### Supplied information ###

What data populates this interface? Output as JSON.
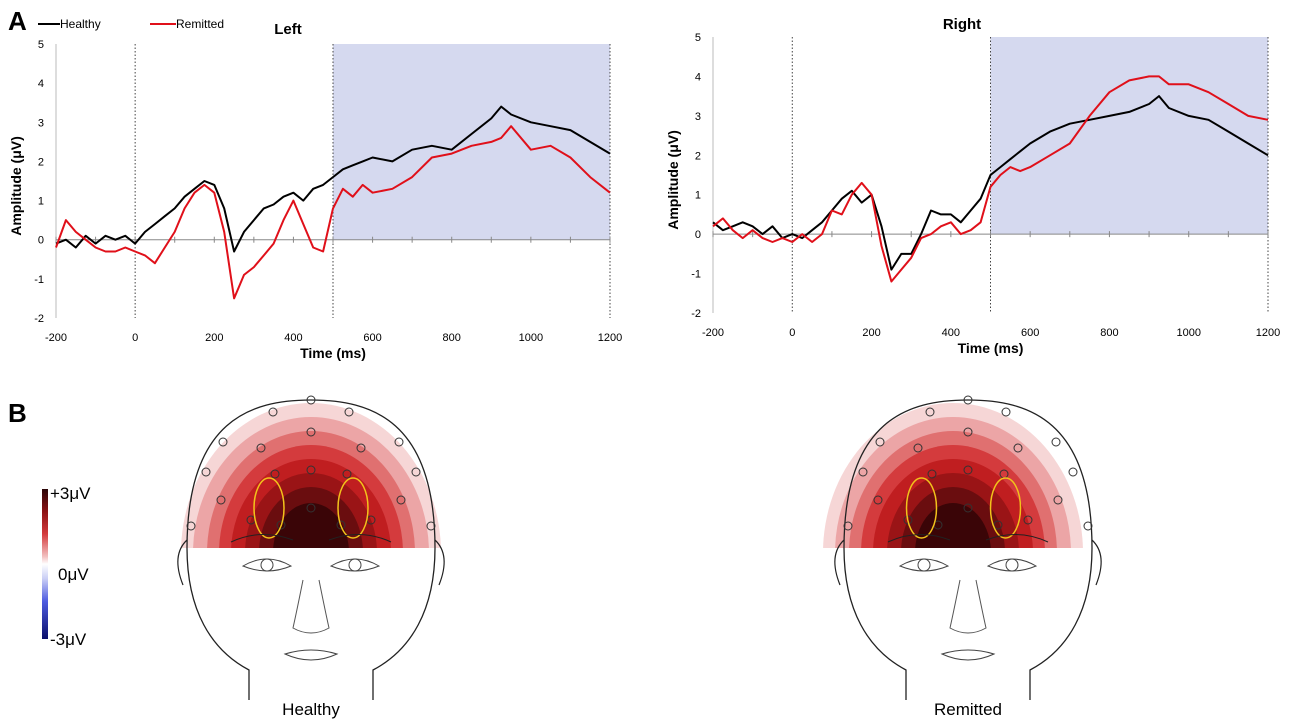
{
  "panel_labels": {
    "a": "A",
    "b": "B"
  },
  "legend": {
    "healthy": "Healthy",
    "remitted": "Remitted"
  },
  "colors": {
    "healthy": "#000000",
    "remitted": "#e0101a",
    "shade": "#d5d9ef"
  },
  "chart_data": [
    {
      "type": "line",
      "title": "Left",
      "xlabel": "Time (ms)",
      "ylabel": "Amplitude (μV)",
      "xlim": [
        -200,
        1200
      ],
      "ylim": [
        -2,
        5
      ],
      "xticks": [
        "-200",
        "0",
        "200",
        "400",
        "600",
        "800",
        "1000",
        "1200"
      ],
      "yticks": [
        "-2",
        "-1",
        "0",
        "1",
        "2",
        "3",
        "4",
        "5"
      ],
      "shaded_interval": [
        500,
        1200
      ],
      "vlines": [
        0,
        500,
        1200
      ],
      "series": [
        {
          "name": "Healthy",
          "x": [
            -200,
            -175,
            -150,
            -125,
            -100,
            -75,
            -50,
            -25,
            0,
            25,
            50,
            75,
            100,
            125,
            150,
            175,
            200,
            225,
            250,
            275,
            300,
            325,
            350,
            375,
            400,
            425,
            450,
            475,
            500,
            525,
            550,
            575,
            600,
            650,
            700,
            750,
            800,
            850,
            900,
            925,
            950,
            1000,
            1050,
            1100,
            1150,
            1200
          ],
          "values": [
            -0.1,
            0.0,
            -0.2,
            0.1,
            -0.1,
            0.1,
            0.0,
            0.1,
            -0.1,
            0.2,
            0.4,
            0.6,
            0.8,
            1.1,
            1.3,
            1.5,
            1.4,
            0.8,
            -0.3,
            0.2,
            0.5,
            0.8,
            0.9,
            1.1,
            1.2,
            1.0,
            1.3,
            1.4,
            1.6,
            1.8,
            1.9,
            2.0,
            2.1,
            2.0,
            2.3,
            2.4,
            2.3,
            2.7,
            3.1,
            3.4,
            3.2,
            3.0,
            2.9,
            2.8,
            2.5,
            2.2
          ]
        },
        {
          "name": "Remitted",
          "x": [
            -200,
            -175,
            -150,
            -125,
            -100,
            -75,
            -50,
            -25,
            0,
            25,
            50,
            75,
            100,
            125,
            150,
            175,
            200,
            225,
            250,
            275,
            300,
            325,
            350,
            375,
            400,
            425,
            450,
            475,
            500,
            525,
            550,
            575,
            600,
            650,
            700,
            750,
            800,
            850,
            900,
            925,
            950,
            1000,
            1050,
            1100,
            1150,
            1200
          ],
          "values": [
            -0.2,
            0.5,
            0.2,
            0.0,
            -0.2,
            -0.3,
            -0.3,
            -0.2,
            -0.3,
            -0.4,
            -0.6,
            -0.2,
            0.2,
            0.8,
            1.2,
            1.4,
            1.2,
            0.2,
            -1.5,
            -0.9,
            -0.7,
            -0.4,
            -0.1,
            0.5,
            1.0,
            0.4,
            -0.2,
            -0.3,
            0.8,
            1.3,
            1.1,
            1.4,
            1.2,
            1.3,
            1.6,
            2.1,
            2.2,
            2.4,
            2.5,
            2.6,
            2.9,
            2.3,
            2.4,
            2.1,
            1.6,
            1.2
          ]
        }
      ]
    },
    {
      "type": "line",
      "title": "Right",
      "xlabel": "Time (ms)",
      "ylabel": "Amplitude (μV)",
      "xlim": [
        -200,
        1200
      ],
      "ylim": [
        -2,
        5
      ],
      "xticks": [
        "-200",
        "0",
        "200",
        "400",
        "600",
        "800",
        "1000",
        "1200"
      ],
      "yticks": [
        "-2",
        "-1",
        "0",
        "1",
        "2",
        "3",
        "4",
        "5"
      ],
      "shaded_interval": [
        500,
        1200
      ],
      "vlines": [
        0,
        500,
        1200
      ],
      "series": [
        {
          "name": "Healthy",
          "x": [
            -200,
            -175,
            -150,
            -125,
            -100,
            -75,
            -50,
            -25,
            0,
            25,
            50,
            75,
            100,
            125,
            150,
            175,
            200,
            225,
            250,
            275,
            300,
            325,
            350,
            375,
            400,
            425,
            450,
            475,
            500,
            525,
            550,
            575,
            600,
            650,
            700,
            750,
            800,
            850,
            900,
            925,
            950,
            1000,
            1050,
            1100,
            1150,
            1200
          ],
          "values": [
            0.3,
            0.1,
            0.2,
            0.3,
            0.2,
            0.0,
            0.2,
            -0.1,
            0.0,
            -0.1,
            0.1,
            0.3,
            0.6,
            0.9,
            1.1,
            0.8,
            1.0,
            0.2,
            -0.9,
            -0.5,
            -0.5,
            0.0,
            0.6,
            0.5,
            0.5,
            0.3,
            0.6,
            0.9,
            1.5,
            1.7,
            1.9,
            2.1,
            2.3,
            2.6,
            2.8,
            2.9,
            3.0,
            3.1,
            3.3,
            3.5,
            3.2,
            3.0,
            2.9,
            2.6,
            2.3,
            2.0
          ]
        },
        {
          "name": "Remitted",
          "x": [
            -200,
            -175,
            -150,
            -125,
            -100,
            -75,
            -50,
            -25,
            0,
            25,
            50,
            75,
            100,
            125,
            150,
            175,
            200,
            225,
            250,
            275,
            300,
            325,
            350,
            375,
            400,
            425,
            450,
            475,
            500,
            525,
            550,
            575,
            600,
            650,
            700,
            750,
            800,
            850,
            900,
            925,
            950,
            1000,
            1050,
            1100,
            1150,
            1200
          ],
          "values": [
            0.2,
            0.4,
            0.1,
            -0.1,
            0.1,
            -0.1,
            -0.2,
            -0.1,
            -0.2,
            0.0,
            -0.2,
            0.0,
            0.6,
            0.5,
            1.0,
            1.3,
            1.0,
            -0.3,
            -1.2,
            -0.9,
            -0.6,
            -0.1,
            0.0,
            0.2,
            0.3,
            0.0,
            0.1,
            0.3,
            1.2,
            1.5,
            1.7,
            1.6,
            1.7,
            2.0,
            2.3,
            3.0,
            3.6,
            3.9,
            4.0,
            4.0,
            3.8,
            3.8,
            3.6,
            3.3,
            3.0,
            2.9
          ]
        }
      ]
    }
  ],
  "topomaps": {
    "scale_labels": {
      "pos": "+3μV",
      "zero": "0μV",
      "neg": "-3μV"
    },
    "captions": {
      "healthy": "Healthy",
      "remitted": "Remitted"
    },
    "palette": [
      "#f6d6d6",
      "#eca5a6",
      "#e07070",
      "#d43b3d",
      "#c01e20",
      "#9a1416",
      "#6a0d0f",
      "#3a0507"
    ]
  }
}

###

Write out the entries again, exactly as given, skipping any images.

» **Answer in full**:
What data populates this interface? Output as JSON.
{
  "panel_labels": {
    "a": "A",
    "b": "B"
  },
  "legend": {
    "healthy": "Healthy",
    "remitted": "Remitted"
  },
  "colors": {
    "healthy": "#000000",
    "remitted": "#e0101a",
    "shade": "#d5d9ef"
  },
  "chart_data": [
    {
      "type": "line",
      "title": "Left",
      "xlabel": "Time (ms)",
      "ylabel": "Amplitude (μV)",
      "xlim": [
        -200,
        1200
      ],
      "ylim": [
        -2,
        5
      ],
      "xticks": [
        "-200",
        "0",
        "200",
        "400",
        "600",
        "800",
        "1000",
        "1200"
      ],
      "yticks": [
        "-2",
        "-1",
        "0",
        "1",
        "2",
        "3",
        "4",
        "5"
      ],
      "shaded_interval": [
        500,
        1200
      ],
      "vlines": [
        0,
        500,
        1200
      ],
      "series": [
        {
          "name": "Healthy",
          "x": [
            -200,
            -175,
            -150,
            -125,
            -100,
            -75,
            -50,
            -25,
            0,
            25,
            50,
            75,
            100,
            125,
            150,
            175,
            200,
            225,
            250,
            275,
            300,
            325,
            350,
            375,
            400,
            425,
            450,
            475,
            500,
            525,
            550,
            575,
            600,
            650,
            700,
            750,
            800,
            850,
            900,
            925,
            950,
            1000,
            1050,
            1100,
            1150,
            1200
          ],
          "values": [
            -0.1,
            0.0,
            -0.2,
            0.1,
            -0.1,
            0.1,
            0.0,
            0.1,
            -0.1,
            0.2,
            0.4,
            0.6,
            0.8,
            1.1,
            1.3,
            1.5,
            1.4,
            0.8,
            -0.3,
            0.2,
            0.5,
            0.8,
            0.9,
            1.1,
            1.2,
            1.0,
            1.3,
            1.4,
            1.6,
            1.8,
            1.9,
            2.0,
            2.1,
            2.0,
            2.3,
            2.4,
            2.3,
            2.7,
            3.1,
            3.4,
            3.2,
            3.0,
            2.9,
            2.8,
            2.5,
            2.2
          ]
        },
        {
          "name": "Remitted",
          "x": [
            -200,
            -175,
            -150,
            -125,
            -100,
            -75,
            -50,
            -25,
            0,
            25,
            50,
            75,
            100,
            125,
            150,
            175,
            200,
            225,
            250,
            275,
            300,
            325,
            350,
            375,
            400,
            425,
            450,
            475,
            500,
            525,
            550,
            575,
            600,
            650,
            700,
            750,
            800,
            850,
            900,
            925,
            950,
            1000,
            1050,
            1100,
            1150,
            1200
          ],
          "values": [
            -0.2,
            0.5,
            0.2,
            0.0,
            -0.2,
            -0.3,
            -0.3,
            -0.2,
            -0.3,
            -0.4,
            -0.6,
            -0.2,
            0.2,
            0.8,
            1.2,
            1.4,
            1.2,
            0.2,
            -1.5,
            -0.9,
            -0.7,
            -0.4,
            -0.1,
            0.5,
            1.0,
            0.4,
            -0.2,
            -0.3,
            0.8,
            1.3,
            1.1,
            1.4,
            1.2,
            1.3,
            1.6,
            2.1,
            2.2,
            2.4,
            2.5,
            2.6,
            2.9,
            2.3,
            2.4,
            2.1,
            1.6,
            1.2
          ]
        }
      ]
    },
    {
      "type": "line",
      "title": "Right",
      "xlabel": "Time (ms)",
      "ylabel": "Amplitude (μV)",
      "xlim": [
        -200,
        1200
      ],
      "ylim": [
        -2,
        5
      ],
      "xticks": [
        "-200",
        "0",
        "200",
        "400",
        "600",
        "800",
        "1000",
        "1200"
      ],
      "yticks": [
        "-2",
        "-1",
        "0",
        "1",
        "2",
        "3",
        "4",
        "5"
      ],
      "shaded_interval": [
        500,
        1200
      ],
      "vlines": [
        0,
        500,
        1200
      ],
      "series": [
        {
          "name": "Healthy",
          "x": [
            -200,
            -175,
            -150,
            -125,
            -100,
            -75,
            -50,
            -25,
            0,
            25,
            50,
            75,
            100,
            125,
            150,
            175,
            200,
            225,
            250,
            275,
            300,
            325,
            350,
            375,
            400,
            425,
            450,
            475,
            500,
            525,
            550,
            575,
            600,
            650,
            700,
            750,
            800,
            850,
            900,
            925,
            950,
            1000,
            1050,
            1100,
            1150,
            1200
          ],
          "values": [
            0.3,
            0.1,
            0.2,
            0.3,
            0.2,
            0.0,
            0.2,
            -0.1,
            0.0,
            -0.1,
            0.1,
            0.3,
            0.6,
            0.9,
            1.1,
            0.8,
            1.0,
            0.2,
            -0.9,
            -0.5,
            -0.5,
            0.0,
            0.6,
            0.5,
            0.5,
            0.3,
            0.6,
            0.9,
            1.5,
            1.7,
            1.9,
            2.1,
            2.3,
            2.6,
            2.8,
            2.9,
            3.0,
            3.1,
            3.3,
            3.5,
            3.2,
            3.0,
            2.9,
            2.6,
            2.3,
            2.0
          ]
        },
        {
          "name": "Remitted",
          "x": [
            -200,
            -175,
            -150,
            -125,
            -100,
            -75,
            -50,
            -25,
            0,
            25,
            50,
            75,
            100,
            125,
            150,
            175,
            200,
            225,
            250,
            275,
            300,
            325,
            350,
            375,
            400,
            425,
            450,
            475,
            500,
            525,
            550,
            575,
            600,
            650,
            700,
            750,
            800,
            850,
            900,
            925,
            950,
            1000,
            1050,
            1100,
            1150,
            1200
          ],
          "values": [
            0.2,
            0.4,
            0.1,
            -0.1,
            0.1,
            -0.1,
            -0.2,
            -0.1,
            -0.2,
            0.0,
            -0.2,
            0.0,
            0.6,
            0.5,
            1.0,
            1.3,
            1.0,
            -0.3,
            -1.2,
            -0.9,
            -0.6,
            -0.1,
            0.0,
            0.2,
            0.3,
            0.0,
            0.1,
            0.3,
            1.2,
            1.5,
            1.7,
            1.6,
            1.7,
            2.0,
            2.3,
            3.0,
            3.6,
            3.9,
            4.0,
            4.0,
            3.8,
            3.8,
            3.6,
            3.3,
            3.0,
            2.9
          ]
        }
      ]
    }
  ],
  "topomaps": {
    "scale_labels": {
      "pos": "+3μV",
      "zero": "0μV",
      "neg": "-3μV"
    },
    "captions": {
      "healthy": "Healthy",
      "remitted": "Remitted"
    },
    "palette": [
      "#f6d6d6",
      "#eca5a6",
      "#e07070",
      "#d43b3d",
      "#c01e20",
      "#9a1416",
      "#6a0d0f",
      "#3a0507"
    ]
  }
}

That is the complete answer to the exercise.